SUPPLIED MATERIAL ▸

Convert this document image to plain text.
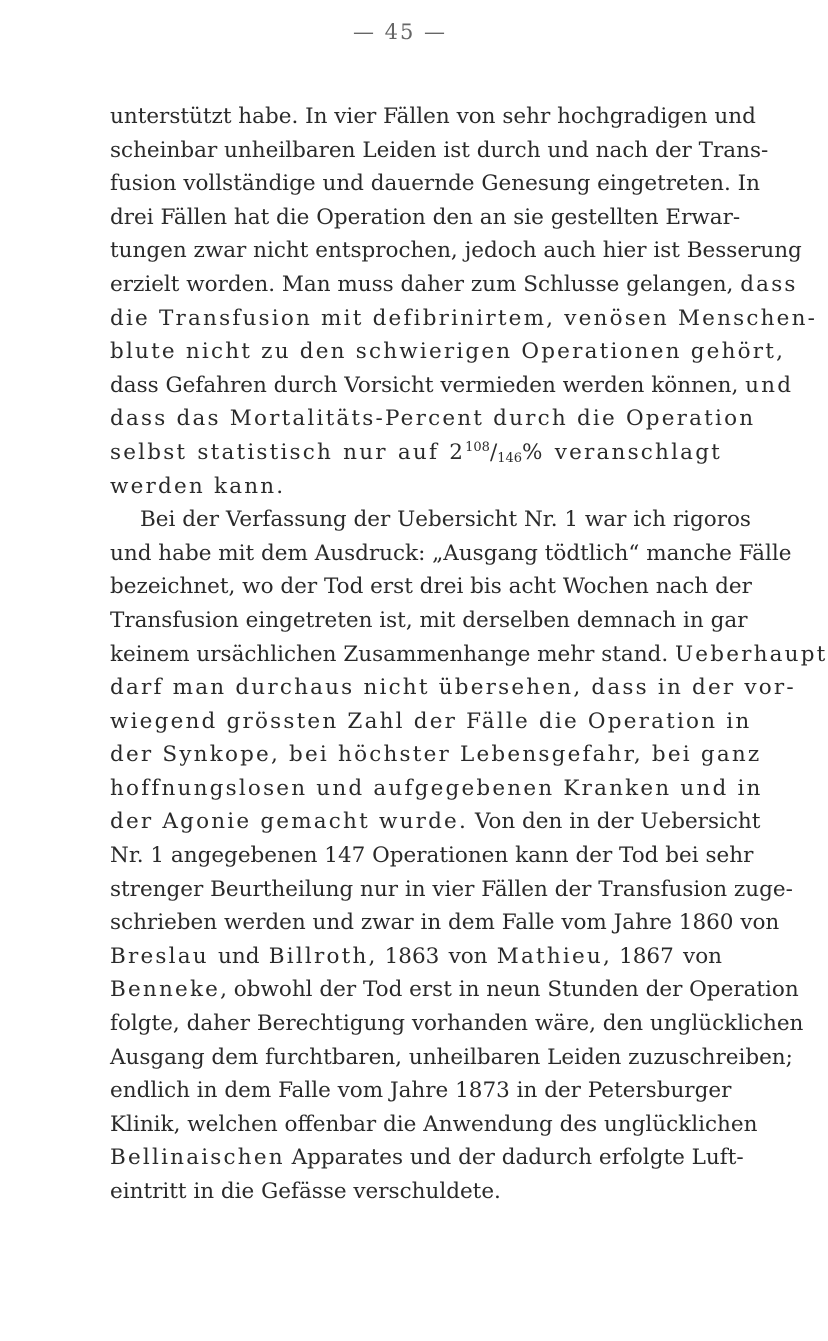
— 45 —
unterstützt habe. In vier Fällen von sehr hochgradigen und
scheinbar unheilbaren Leiden ist durch und nach der Trans-
fusion vollständige und dauernde Genesung eingetreten. In
drei Fällen hat die Operation den an sie gestellten Erwar-
tungen zwar nicht entsprochen, jedoch auch hier ist Besserung
erzielt worden. Man muss daher zum Schlusse gelangen, dass
die Transfusion mit defibrinirtem, venösen Menschen-
blute nicht zu den schwierigen Operationen gehört,
dass Gefahren durch Vorsicht vermieden werden können, und
dass das Mortalitäts-Percent durch die Operation
selbst statistisch nur auf $2^{108}/_{146}\%$ veranschlagt
werden kann.
Bei der Verfassung der Uebersicht Nr. 1 war ich rigoros
und habe mit dem Ausdruck: „Ausgang tödtlich“ manche Fälle
bezeichnet, wo der Tod erst drei bis acht Wochen nach der
Transfusion eingetreten ist, mit derselben demnach in gar
keinem ursächlichen Zusammenhange mehr stand. Ueberhaupt
darf man durchaus nicht übersehen, dass in der vor-
wiegend grössten Zahl der Fälle die Operation in
der Synkope, bei höchster Lebensgefahr, bei ganz
hoffnungslosen und aufgegebenen Kranken und in
der Agonie gemacht wurde. Von den in der Uebersicht
Nr. 1 angegebenen 147 Operationen kann der Tod bei sehr
strenger Beurtheilung nur in vier Fällen der Transfusion zuge-
schrieben werden und zwar in dem Falle vom Jahre 1860 von
Breslau und Billroth, 1863 von Mathieu, 1867 von
Benneke, obwohl der Tod erst in neun Stunden der Operation
folgte, daher Berechtigung vorhanden wäre, den unglücklichen
Ausgang dem furchtbaren, unheilbaren Leiden zuzuschreiben;
endlich in dem Falle vom Jahre 1873 in der Petersburger
Klinik, welchen offenbar die Anwendung des unglücklichen
Bellinaischen Apparates und der dadurch erfolgte Luft-
eintritt in die Gefässe verschuldete.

ACTIVITY ▸
Transcribe all entries above exactly. Drop the pictures.

ANSWER TO THIS EXERCISE ▸
Convert this document image to plain text.
— 45 —
unterstützt habe. In vier Fällen von sehr hochgradigen und
scheinbar unheilbaren Leiden ist durch und nach der Trans-
fusion vollständige und dauernde Genesung eingetreten. In
drei Fällen hat die Operation den an sie gestellten Erwar-
tungen zwar nicht entsprochen, jedoch auch hier ist Besserung
erzielt worden. Man muss daher zum Schlusse gelangen, dass
die Transfusion mit defibrinirtem, venösen Menschen-
blute nicht zu den schwierigen Operationen gehört,
dass Gefahren durch Vorsicht vermieden werden können, und
dass das Mortalitäts-Percent durch die Operation
selbst statistisch nur auf $2^{108}/_{146}\%$ veranschlagt
werden kann.
Bei der Verfassung der Uebersicht Nr. 1 war ich rigoros
und habe mit dem Ausdruck: „Ausgang tödtlich“ manche Fälle
bezeichnet, wo der Tod erst drei bis acht Wochen nach der
Transfusion eingetreten ist, mit derselben demnach in gar
keinem ursächlichen Zusammenhange mehr stand. Ueberhaupt
darf man durchaus nicht übersehen, dass in der vor-
wiegend grössten Zahl der Fälle die Operation in
der Synkope, bei höchster Lebensgefahr, bei ganz
hoffnungslosen und aufgegebenen Kranken und in
der Agonie gemacht wurde. Von den in der Uebersicht
Nr. 1 angegebenen 147 Operationen kann der Tod bei sehr
strenger Beurtheilung nur in vier Fällen der Transfusion zuge-
schrieben werden und zwar in dem Falle vom Jahre 1860 von
Breslau und Billroth, 1863 von Mathieu, 1867 von
Benneke, obwohl der Tod erst in neun Stunden der Operation
folgte, daher Berechtigung vorhanden wäre, den unglücklichen
Ausgang dem furchtbaren, unheilbaren Leiden zuzuschreiben;
endlich in dem Falle vom Jahre 1873 in der Petersburger
Klinik, welchen offenbar die Anwendung des unglücklichen
Bellinaischen Apparates und der dadurch erfolgte Luft-
eintritt in die Gefässe verschuldete.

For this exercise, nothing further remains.